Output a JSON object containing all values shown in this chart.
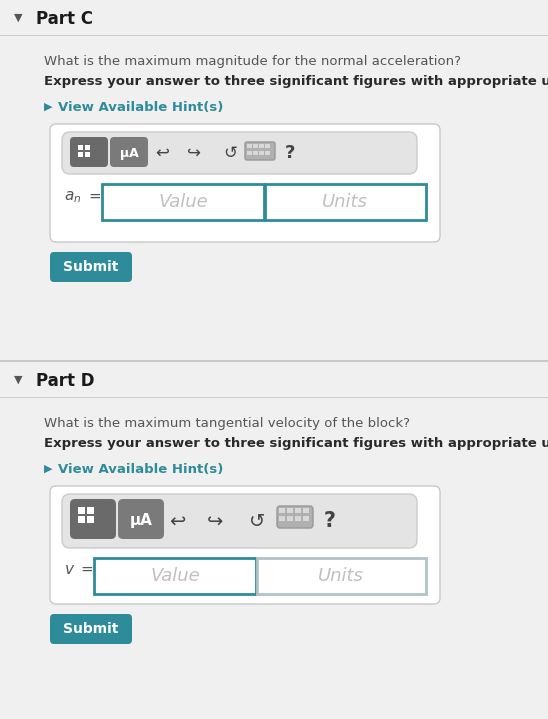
{
  "bg_color": "#f0f0f0",
  "white": "#ffffff",
  "teal": "#2e8b9a",
  "teal_dark": "#1e7a88",
  "gray_header": "#e8e8e8",
  "gray_border": "#cccccc",
  "gray_toolbar": "#e2e2e2",
  "gray_btn1": "#6d6d6d",
  "gray_btn2": "#7a7a7a",
  "text_dark": "#2a2a2a",
  "text_medium": "#555555",
  "text_light": "#aaaaaa",
  "separator": "#d0d0d0",
  "part_c_label": "Part C",
  "part_d_label": "Part D",
  "part_c_question": "What is the maximum magnitude for the normal acceleration?",
  "part_c_bold": "Express your answer to three significant figures with appropriate units.",
  "part_d_question": "What is the maximum tangential velocity of the block?",
  "part_d_bold": "Express your answer to three significant figures with appropriate units.",
  "hint_text": "View Available Hint(s)",
  "submit_text": "Submit",
  "value_placeholder": "Value",
  "units_placeholder": "Units",
  "figw": 5.48,
  "figh": 7.19,
  "dpi": 100
}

######

# WHAT THIS TASK INVOLVES:
Your task is to collect every line above that contains the word "three".

# SOLUTION TO THIS PROBLEM:
  "part_c_bold": "Express your answer to three significant figures with appropriate units.",
  "part_d_bold": "Express your answer to three significant figures with appropriate units.",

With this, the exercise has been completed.